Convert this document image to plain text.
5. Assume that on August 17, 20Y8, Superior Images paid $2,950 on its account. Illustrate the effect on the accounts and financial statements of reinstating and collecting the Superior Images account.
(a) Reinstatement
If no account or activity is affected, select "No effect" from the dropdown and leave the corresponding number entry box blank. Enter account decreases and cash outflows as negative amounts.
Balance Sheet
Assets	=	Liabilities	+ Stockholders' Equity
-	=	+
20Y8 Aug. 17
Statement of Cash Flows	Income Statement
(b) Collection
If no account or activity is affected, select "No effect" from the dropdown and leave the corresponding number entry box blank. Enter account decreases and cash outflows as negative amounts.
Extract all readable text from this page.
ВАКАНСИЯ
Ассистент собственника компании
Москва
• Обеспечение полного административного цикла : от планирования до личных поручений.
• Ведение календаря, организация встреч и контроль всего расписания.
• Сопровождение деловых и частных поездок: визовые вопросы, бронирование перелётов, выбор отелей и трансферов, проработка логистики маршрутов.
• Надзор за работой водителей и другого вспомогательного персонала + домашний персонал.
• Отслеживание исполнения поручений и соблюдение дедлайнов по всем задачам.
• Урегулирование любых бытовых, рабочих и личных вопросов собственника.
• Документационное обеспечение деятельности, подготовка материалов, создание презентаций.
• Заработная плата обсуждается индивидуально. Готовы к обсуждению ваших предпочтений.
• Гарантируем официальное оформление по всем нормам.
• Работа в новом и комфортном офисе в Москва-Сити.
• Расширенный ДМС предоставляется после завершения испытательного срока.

--

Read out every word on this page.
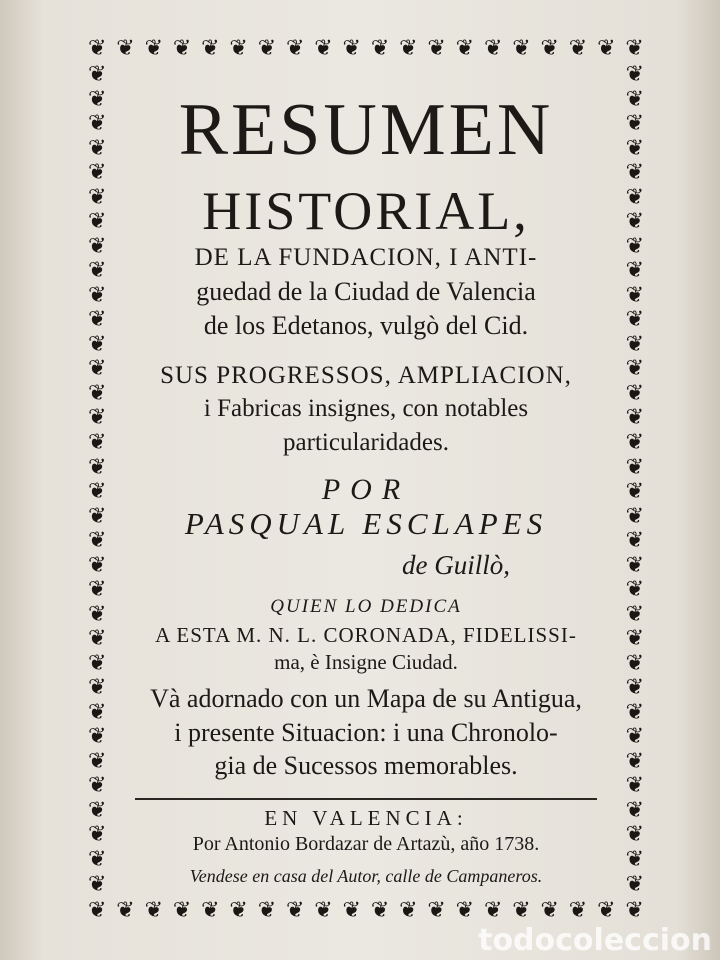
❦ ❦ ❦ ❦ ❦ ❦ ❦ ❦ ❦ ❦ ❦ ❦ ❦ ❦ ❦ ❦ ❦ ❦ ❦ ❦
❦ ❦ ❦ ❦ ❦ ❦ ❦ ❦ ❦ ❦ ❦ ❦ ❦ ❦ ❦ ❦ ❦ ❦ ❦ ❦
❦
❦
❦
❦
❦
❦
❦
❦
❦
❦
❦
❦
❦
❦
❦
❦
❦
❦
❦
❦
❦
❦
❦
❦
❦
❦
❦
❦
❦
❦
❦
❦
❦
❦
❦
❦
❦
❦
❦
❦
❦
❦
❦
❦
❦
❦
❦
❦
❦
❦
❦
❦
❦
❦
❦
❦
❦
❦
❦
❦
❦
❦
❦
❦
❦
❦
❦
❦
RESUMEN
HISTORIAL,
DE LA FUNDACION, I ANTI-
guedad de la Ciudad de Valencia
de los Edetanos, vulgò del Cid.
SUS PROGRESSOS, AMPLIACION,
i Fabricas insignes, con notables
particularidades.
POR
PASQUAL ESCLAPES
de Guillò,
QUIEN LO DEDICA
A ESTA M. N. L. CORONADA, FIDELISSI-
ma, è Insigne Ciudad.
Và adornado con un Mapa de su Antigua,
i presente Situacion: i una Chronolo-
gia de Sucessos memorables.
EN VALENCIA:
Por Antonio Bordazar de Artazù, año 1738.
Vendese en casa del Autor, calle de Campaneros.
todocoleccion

---

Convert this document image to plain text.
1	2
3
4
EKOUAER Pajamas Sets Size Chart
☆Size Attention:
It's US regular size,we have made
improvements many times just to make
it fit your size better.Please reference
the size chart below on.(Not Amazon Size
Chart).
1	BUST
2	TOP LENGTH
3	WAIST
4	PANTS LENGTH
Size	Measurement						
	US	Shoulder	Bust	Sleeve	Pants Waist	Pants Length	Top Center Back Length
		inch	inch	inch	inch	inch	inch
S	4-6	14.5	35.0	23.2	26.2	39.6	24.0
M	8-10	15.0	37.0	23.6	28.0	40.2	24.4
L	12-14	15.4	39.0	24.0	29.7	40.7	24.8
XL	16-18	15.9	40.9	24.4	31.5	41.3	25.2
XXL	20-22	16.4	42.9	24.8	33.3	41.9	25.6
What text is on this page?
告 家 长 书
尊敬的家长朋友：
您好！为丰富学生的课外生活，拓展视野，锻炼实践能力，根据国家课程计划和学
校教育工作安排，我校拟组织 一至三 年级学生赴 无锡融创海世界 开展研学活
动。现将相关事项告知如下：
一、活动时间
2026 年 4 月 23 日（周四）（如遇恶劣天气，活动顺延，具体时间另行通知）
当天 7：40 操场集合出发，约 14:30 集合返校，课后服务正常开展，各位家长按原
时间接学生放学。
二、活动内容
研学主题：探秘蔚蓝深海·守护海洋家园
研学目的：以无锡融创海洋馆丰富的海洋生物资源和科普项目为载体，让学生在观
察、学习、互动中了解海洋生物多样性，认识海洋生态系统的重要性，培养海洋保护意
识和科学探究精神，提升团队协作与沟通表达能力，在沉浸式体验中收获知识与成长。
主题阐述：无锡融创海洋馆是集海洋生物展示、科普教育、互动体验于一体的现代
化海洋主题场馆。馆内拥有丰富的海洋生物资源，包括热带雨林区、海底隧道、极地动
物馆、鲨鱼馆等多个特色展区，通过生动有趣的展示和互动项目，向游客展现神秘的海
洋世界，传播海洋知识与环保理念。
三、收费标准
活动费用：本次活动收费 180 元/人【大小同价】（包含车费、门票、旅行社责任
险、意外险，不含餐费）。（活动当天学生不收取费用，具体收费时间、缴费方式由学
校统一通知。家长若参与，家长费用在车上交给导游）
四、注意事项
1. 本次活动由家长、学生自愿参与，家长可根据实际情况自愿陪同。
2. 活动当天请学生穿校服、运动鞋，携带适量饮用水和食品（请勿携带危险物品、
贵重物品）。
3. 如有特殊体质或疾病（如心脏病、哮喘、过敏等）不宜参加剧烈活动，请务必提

[STATED EXERCISE]:
From the data above, copy each line that holds "Москва".

[FINAL ANSWER]:
Москва
• Работа в новом и комфортном офисе в Москва-Сити.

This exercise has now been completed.